Direction → Take the records underneath and set them down exactly.

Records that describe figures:

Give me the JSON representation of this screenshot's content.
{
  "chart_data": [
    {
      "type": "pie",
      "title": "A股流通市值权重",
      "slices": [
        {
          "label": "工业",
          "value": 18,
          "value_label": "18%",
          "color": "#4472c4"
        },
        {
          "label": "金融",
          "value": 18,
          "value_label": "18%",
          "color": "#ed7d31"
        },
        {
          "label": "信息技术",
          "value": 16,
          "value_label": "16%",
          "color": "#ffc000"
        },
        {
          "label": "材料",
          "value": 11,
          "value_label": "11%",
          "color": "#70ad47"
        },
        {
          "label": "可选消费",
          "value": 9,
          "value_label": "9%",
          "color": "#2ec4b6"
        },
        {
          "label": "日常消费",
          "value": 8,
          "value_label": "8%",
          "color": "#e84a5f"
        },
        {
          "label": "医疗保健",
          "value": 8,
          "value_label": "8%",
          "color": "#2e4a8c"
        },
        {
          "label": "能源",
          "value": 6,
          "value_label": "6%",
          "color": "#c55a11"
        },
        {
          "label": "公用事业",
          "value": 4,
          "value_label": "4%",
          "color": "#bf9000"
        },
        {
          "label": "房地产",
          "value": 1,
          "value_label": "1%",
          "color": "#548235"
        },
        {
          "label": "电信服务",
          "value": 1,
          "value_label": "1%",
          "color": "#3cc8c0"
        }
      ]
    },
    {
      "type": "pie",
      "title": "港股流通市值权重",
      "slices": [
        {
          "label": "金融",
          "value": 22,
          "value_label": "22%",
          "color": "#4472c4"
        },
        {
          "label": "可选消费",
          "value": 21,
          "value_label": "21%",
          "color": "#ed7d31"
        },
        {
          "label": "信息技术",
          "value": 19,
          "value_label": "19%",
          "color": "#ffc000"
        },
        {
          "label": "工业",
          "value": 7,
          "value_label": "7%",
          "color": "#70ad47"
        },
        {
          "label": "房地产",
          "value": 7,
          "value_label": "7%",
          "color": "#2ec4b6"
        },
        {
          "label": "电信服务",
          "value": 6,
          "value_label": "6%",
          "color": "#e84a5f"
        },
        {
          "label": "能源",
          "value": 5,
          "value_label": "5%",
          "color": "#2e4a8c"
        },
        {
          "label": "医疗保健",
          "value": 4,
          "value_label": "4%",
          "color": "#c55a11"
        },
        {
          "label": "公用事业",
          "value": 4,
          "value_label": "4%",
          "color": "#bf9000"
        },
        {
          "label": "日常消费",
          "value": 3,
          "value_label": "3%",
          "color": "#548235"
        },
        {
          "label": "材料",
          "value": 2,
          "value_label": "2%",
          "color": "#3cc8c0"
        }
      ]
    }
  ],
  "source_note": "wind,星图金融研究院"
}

Solution for this task →
Give me the JSON representation of this screenshot's content.
{
  "chart_data": [
    {
      "type": "pie",
      "title": "A股流通市值权重",
      "slices": [
        {
          "label": "工业",
          "value": 18,
          "value_label": "18%",
          "color": "#4472c4"
        },
        {
          "label": "金融",
          "value": 18,
          "value_label": "18%",
          "color": "#ed7d31"
        },
        {
          "label": "信息技术",
          "value": 16,
          "value_label": "16%",
          "color": "#ffc000"
        },
        {
          "label": "材料",
          "value": 11,
          "value_label": "11%",
          "color": "#70ad47"
        },
        {
          "label": "可选消费",
          "value": 9,
          "value_label": "9%",
          "color": "#2ec4b6"
        },
        {
          "label": "日常消费",
          "value": 8,
          "value_label": "8%",
          "color": "#e84a5f"
        },
        {
          "label": "医疗保健",
          "value": 8,
          "value_label": "8%",
          "color": "#2e4a8c"
        },
        {
          "label": "能源",
          "value": 6,
          "value_label": "6%",
          "color": "#c55a11"
        },
        {
          "label": "公用事业",
          "value": 4,
          "value_label": "4%",
          "color": "#bf9000"
        },
        {
          "label": "房地产",
          "value": 1,
          "value_label": "1%",
          "color": "#548235"
        },
        {
          "label": "电信服务",
          "value": 1,
          "value_label": "1%",
          "color": "#3cc8c0"
        }
      ]
    },
    {
      "type": "pie",
      "title": "港股流通市值权重",
      "slices": [
        {
          "label": "金融",
          "value": 22,
          "value_label": "22%",
          "color": "#4472c4"
        },
        {
          "label": "可选消费",
          "value": 21,
          "value_label": "21%",
          "color": "#ed7d31"
        },
        {
          "label": "信息技术",
          "value": 19,
          "value_label": "19%",
          "color": "#ffc000"
        },
        {
          "label": "工业",
          "value": 7,
          "value_label": "7%",
          "color": "#70ad47"
        },
        {
          "label": "房地产",
          "value": 7,
          "value_label": "7%",
          "color": "#2ec4b6"
        },
        {
          "label": "电信服务",
          "value": 6,
          "value_label": "6%",
          "color": "#e84a5f"
        },
        {
          "label": "能源",
          "value": 5,
          "value_label": "5%",
          "color": "#2e4a8c"
        },
        {
          "label": "医疗保健",
          "value": 4,
          "value_label": "4%",
          "color": "#c55a11"
        },
        {
          "label": "公用事业",
          "value": 4,
          "value_label": "4%",
          "color": "#bf9000"
        },
        {
          "label": "日常消费",
          "value": 3,
          "value_label": "3%",
          "color": "#548235"
        },
        {
          "label": "材料",
          "value": 2,
          "value_label": "2%",
          "color": "#3cc8c0"
        }
      ]
    }
  ],
  "source_note": "wind,星图金融研究院"
}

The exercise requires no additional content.